## START DATA SHOWN

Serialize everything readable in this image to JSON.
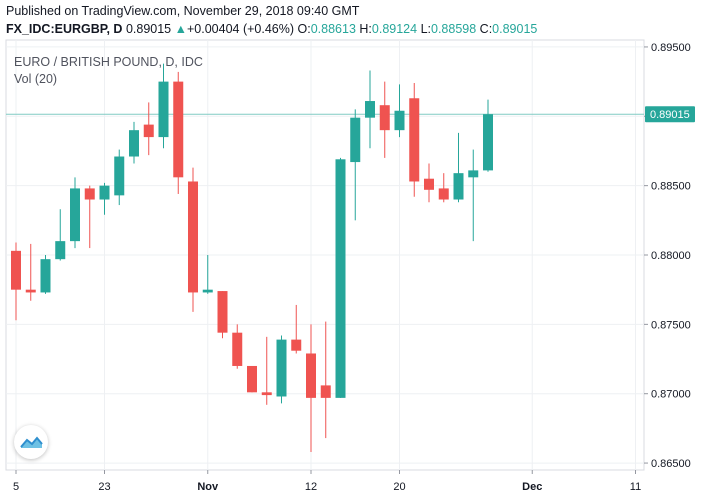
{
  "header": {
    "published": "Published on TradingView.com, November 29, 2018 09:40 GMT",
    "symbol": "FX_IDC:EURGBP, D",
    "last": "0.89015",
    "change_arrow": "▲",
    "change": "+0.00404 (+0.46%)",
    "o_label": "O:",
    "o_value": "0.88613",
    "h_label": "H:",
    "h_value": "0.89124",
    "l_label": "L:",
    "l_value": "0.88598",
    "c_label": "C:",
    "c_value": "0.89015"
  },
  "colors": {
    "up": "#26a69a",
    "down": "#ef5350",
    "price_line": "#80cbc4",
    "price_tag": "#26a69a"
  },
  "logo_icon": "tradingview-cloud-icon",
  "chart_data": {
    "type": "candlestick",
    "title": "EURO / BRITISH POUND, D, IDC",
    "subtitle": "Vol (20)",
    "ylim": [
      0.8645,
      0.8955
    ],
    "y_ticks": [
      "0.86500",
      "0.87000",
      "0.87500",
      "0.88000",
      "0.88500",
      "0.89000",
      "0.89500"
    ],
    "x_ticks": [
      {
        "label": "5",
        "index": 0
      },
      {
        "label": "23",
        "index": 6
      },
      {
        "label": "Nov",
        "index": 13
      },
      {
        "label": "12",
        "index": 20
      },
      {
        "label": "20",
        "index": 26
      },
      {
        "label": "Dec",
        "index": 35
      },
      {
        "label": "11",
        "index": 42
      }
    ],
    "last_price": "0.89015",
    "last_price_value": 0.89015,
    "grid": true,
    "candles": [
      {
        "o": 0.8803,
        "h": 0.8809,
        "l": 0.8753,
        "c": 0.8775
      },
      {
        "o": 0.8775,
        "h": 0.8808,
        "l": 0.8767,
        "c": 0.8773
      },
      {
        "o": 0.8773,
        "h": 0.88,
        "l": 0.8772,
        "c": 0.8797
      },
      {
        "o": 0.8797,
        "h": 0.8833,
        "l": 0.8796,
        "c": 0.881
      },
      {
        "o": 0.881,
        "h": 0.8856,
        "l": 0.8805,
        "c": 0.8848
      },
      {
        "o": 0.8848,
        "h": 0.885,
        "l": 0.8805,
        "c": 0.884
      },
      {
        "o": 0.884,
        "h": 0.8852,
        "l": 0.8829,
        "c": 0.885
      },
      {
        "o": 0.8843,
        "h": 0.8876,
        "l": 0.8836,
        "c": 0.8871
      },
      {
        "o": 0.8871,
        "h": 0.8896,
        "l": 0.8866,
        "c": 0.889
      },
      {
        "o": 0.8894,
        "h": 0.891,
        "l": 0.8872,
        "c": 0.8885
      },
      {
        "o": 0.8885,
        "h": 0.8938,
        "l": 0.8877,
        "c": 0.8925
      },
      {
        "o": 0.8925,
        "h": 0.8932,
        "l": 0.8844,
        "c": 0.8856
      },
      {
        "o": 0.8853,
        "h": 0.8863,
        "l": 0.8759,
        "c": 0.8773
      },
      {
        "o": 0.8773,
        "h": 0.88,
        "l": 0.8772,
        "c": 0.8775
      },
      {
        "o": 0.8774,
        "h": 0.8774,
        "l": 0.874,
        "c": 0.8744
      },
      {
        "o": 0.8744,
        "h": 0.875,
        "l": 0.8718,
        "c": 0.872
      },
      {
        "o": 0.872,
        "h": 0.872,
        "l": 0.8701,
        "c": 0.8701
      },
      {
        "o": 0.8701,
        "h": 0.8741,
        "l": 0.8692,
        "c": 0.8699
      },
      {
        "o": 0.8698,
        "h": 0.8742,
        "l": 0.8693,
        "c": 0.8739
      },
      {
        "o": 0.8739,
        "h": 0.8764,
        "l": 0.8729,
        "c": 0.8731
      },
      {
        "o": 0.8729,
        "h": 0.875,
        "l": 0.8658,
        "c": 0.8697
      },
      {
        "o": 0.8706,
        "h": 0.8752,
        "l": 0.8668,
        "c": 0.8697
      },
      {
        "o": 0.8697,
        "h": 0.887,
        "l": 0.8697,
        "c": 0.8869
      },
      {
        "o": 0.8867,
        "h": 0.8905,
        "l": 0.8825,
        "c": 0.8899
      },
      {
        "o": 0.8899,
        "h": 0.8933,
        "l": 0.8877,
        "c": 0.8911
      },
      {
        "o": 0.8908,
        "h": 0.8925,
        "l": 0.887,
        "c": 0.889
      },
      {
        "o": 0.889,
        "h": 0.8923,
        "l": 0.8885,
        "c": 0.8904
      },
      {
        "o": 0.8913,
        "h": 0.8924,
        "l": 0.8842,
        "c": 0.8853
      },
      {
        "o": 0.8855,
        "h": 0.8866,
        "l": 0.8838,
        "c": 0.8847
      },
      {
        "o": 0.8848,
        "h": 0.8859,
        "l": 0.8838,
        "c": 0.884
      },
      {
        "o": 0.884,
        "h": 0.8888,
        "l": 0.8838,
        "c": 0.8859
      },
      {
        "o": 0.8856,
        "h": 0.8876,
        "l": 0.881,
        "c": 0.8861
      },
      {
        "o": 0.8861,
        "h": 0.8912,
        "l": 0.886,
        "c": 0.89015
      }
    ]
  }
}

## END DATA SHOWN

[WHAT TO DO] Every line is to be duplicated exactly, though pictures stay out.

[EXPECTED ANSWER]
Serialize everything readable in this image to JSON.
{
  "header": {
    "published": "Published on TradingView.com, November 29, 2018 09:40 GMT",
    "symbol": "FX_IDC:EURGBP, D",
    "last": "0.89015",
    "change_arrow": "▲",
    "change": "+0.00404 (+0.46%)",
    "o_label": "O:",
    "o_value": "0.88613",
    "h_label": "H:",
    "h_value": "0.89124",
    "l_label": "L:",
    "l_value": "0.88598",
    "c_label": "C:",
    "c_value": "0.89015"
  },
  "colors": {
    "up": "#26a69a",
    "down": "#ef5350",
    "price_line": "#80cbc4",
    "price_tag": "#26a69a"
  },
  "logo_icon": "tradingview-cloud-icon",
  "chart_data": {
    "type": "candlestick",
    "title": "EURO / BRITISH POUND, D, IDC",
    "subtitle": "Vol (20)",
    "ylim": [
      0.8645,
      0.8955
    ],
    "y_ticks": [
      "0.86500",
      "0.87000",
      "0.87500",
      "0.88000",
      "0.88500",
      "0.89000",
      "0.89500"
    ],
    "x_ticks": [
      {
        "label": "5",
        "index": 0
      },
      {
        "label": "23",
        "index": 6
      },
      {
        "label": "Nov",
        "index": 13
      },
      {
        "label": "12",
        "index": 20
      },
      {
        "label": "20",
        "index": 26
      },
      {
        "label": "Dec",
        "index": 35
      },
      {
        "label": "11",
        "index": 42
      }
    ],
    "last_price": "0.89015",
    "last_price_value": 0.89015,
    "grid": true,
    "candles": [
      {
        "o": 0.8803,
        "h": 0.8809,
        "l": 0.8753,
        "c": 0.8775
      },
      {
        "o": 0.8775,
        "h": 0.8808,
        "l": 0.8767,
        "c": 0.8773
      },
      {
        "o": 0.8773,
        "h": 0.88,
        "l": 0.8772,
        "c": 0.8797
      },
      {
        "o": 0.8797,
        "h": 0.8833,
        "l": 0.8796,
        "c": 0.881
      },
      {
        "o": 0.881,
        "h": 0.8856,
        "l": 0.8805,
        "c": 0.8848
      },
      {
        "o": 0.8848,
        "h": 0.885,
        "l": 0.8805,
        "c": 0.884
      },
      {
        "o": 0.884,
        "h": 0.8852,
        "l": 0.8829,
        "c": 0.885
      },
      {
        "o": 0.8843,
        "h": 0.8876,
        "l": 0.8836,
        "c": 0.8871
      },
      {
        "o": 0.8871,
        "h": 0.8896,
        "l": 0.8866,
        "c": 0.889
      },
      {
        "o": 0.8894,
        "h": 0.891,
        "l": 0.8872,
        "c": 0.8885
      },
      {
        "o": 0.8885,
        "h": 0.8938,
        "l": 0.8877,
        "c": 0.8925
      },
      {
        "o": 0.8925,
        "h": 0.8932,
        "l": 0.8844,
        "c": 0.8856
      },
      {
        "o": 0.8853,
        "h": 0.8863,
        "l": 0.8759,
        "c": 0.8773
      },
      {
        "o": 0.8773,
        "h": 0.88,
        "l": 0.8772,
        "c": 0.8775
      },
      {
        "o": 0.8774,
        "h": 0.8774,
        "l": 0.874,
        "c": 0.8744
      },
      {
        "o": 0.8744,
        "h": 0.875,
        "l": 0.8718,
        "c": 0.872
      },
      {
        "o": 0.872,
        "h": 0.872,
        "l": 0.8701,
        "c": 0.8701
      },
      {
        "o": 0.8701,
        "h": 0.8741,
        "l": 0.8692,
        "c": 0.8699
      },
      {
        "o": 0.8698,
        "h": 0.8742,
        "l": 0.8693,
        "c": 0.8739
      },
      {
        "o": 0.8739,
        "h": 0.8764,
        "l": 0.8729,
        "c": 0.8731
      },
      {
        "o": 0.8729,
        "h": 0.875,
        "l": 0.8658,
        "c": 0.8697
      },
      {
        "o": 0.8706,
        "h": 0.8752,
        "l": 0.8668,
        "c": 0.8697
      },
      {
        "o": 0.8697,
        "h": 0.887,
        "l": 0.8697,
        "c": 0.8869
      },
      {
        "o": 0.8867,
        "h": 0.8905,
        "l": 0.8825,
        "c": 0.8899
      },
      {
        "o": 0.8899,
        "h": 0.8933,
        "l": 0.8877,
        "c": 0.8911
      },
      {
        "o": 0.8908,
        "h": 0.8925,
        "l": 0.887,
        "c": 0.889
      },
      {
        "o": 0.889,
        "h": 0.8923,
        "l": 0.8885,
        "c": 0.8904
      },
      {
        "o": 0.8913,
        "h": 0.8924,
        "l": 0.8842,
        "c": 0.8853
      },
      {
        "o": 0.8855,
        "h": 0.8866,
        "l": 0.8838,
        "c": 0.8847
      },
      {
        "o": 0.8848,
        "h": 0.8859,
        "l": 0.8838,
        "c": 0.884
      },
      {
        "o": 0.884,
        "h": 0.8888,
        "l": 0.8838,
        "c": 0.8859
      },
      {
        "o": 0.8856,
        "h": 0.8876,
        "l": 0.881,
        "c": 0.8861
      },
      {
        "o": 0.8861,
        "h": 0.8912,
        "l": 0.886,
        "c": 0.89015
      }
    ]
  }
}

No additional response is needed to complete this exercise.